__Problem__
Return each line of the records with nothing changed, pictures excepted.

__Given records__
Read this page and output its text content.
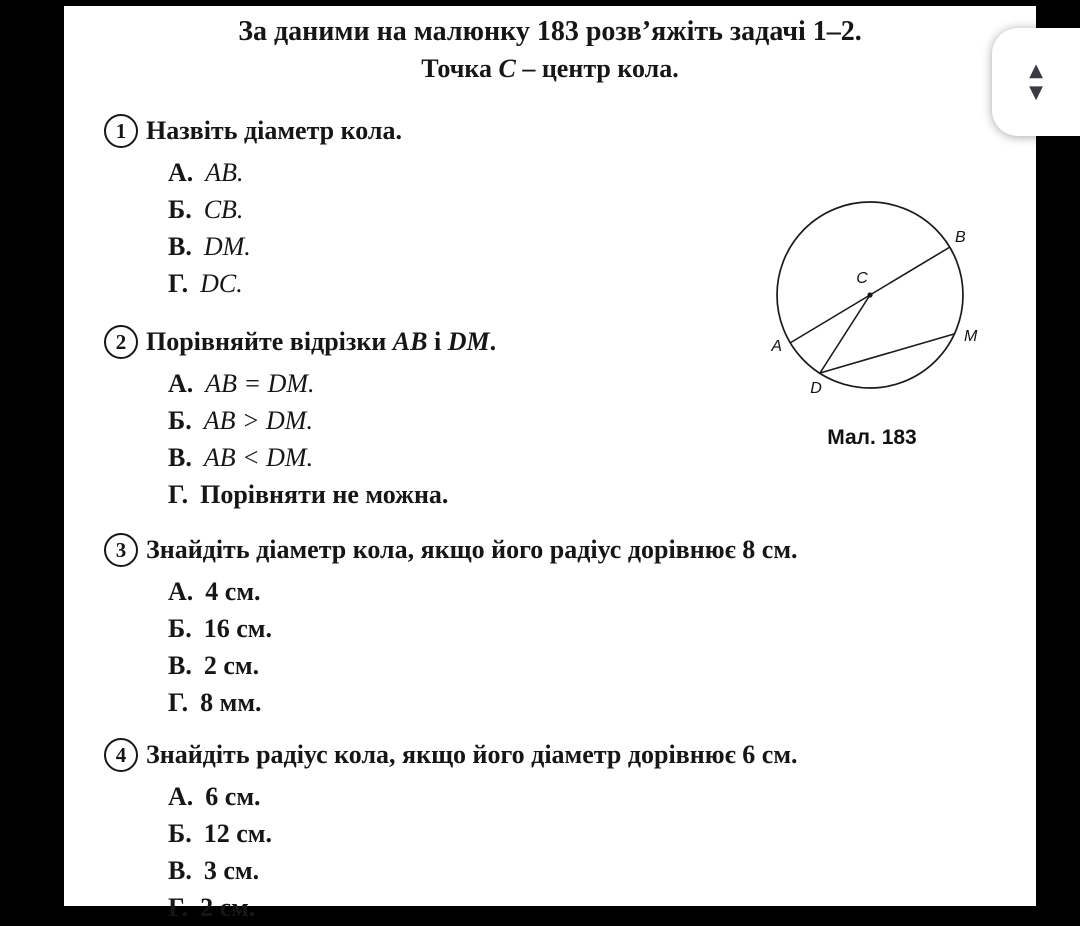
За даними на малюнку 183 розв’яжіть задачі 1–2.
Точка C – центр кола.
1 Назвіть діаметр кола.
А. AB.
Б. CB.
В. DM.
Г. DC.
2 Порівняйте відрізки AB і DM.
А. AB = DM.
Б. AB > DM.
В. AB < DM.
Г. Порівняти не можна.
3 Знайдіть діаметр кола, якщо його радіус дорівнює 8 см.
А. 4 см.
Б. 16 см.
В. 2 см.
Г. 8 мм.
4 Знайдіть радіус кола, якщо його діаметр дорівнює 6 см.
А. 6 см.
Б. 12 см.
В. 3 см.
Г. 2 см.
C
B
M
A
D
Мал. 183
▲
▼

__Task output__
Read this page and output its text content.
За даними на малюнку 183 розв’яжіть задачі 1–2.
Точка C – центр кола.
1 Назвіть діаметр кола.
А. AB.
Б. CB.
В. DM.
Г. DC.
2 Порівняйте відрізки AB і DM.
А. AB = DM.
Б. AB > DM.
В. AB < DM.
Г. Порівняти не можна.
3 Знайдіть діаметр кола, якщо його радіус дорівнює 8 см.
А. 4 см.
Б. 16 см.
В. 2 см.
Г. 8 мм.
4 Знайдіть радіус кола, якщо його діаметр дорівнює 6 см.
А. 6 см.
Б. 12 см.
В. 3 см.
Г. 2 см.
C
B
M
A
D
Мал. 183
▲
▼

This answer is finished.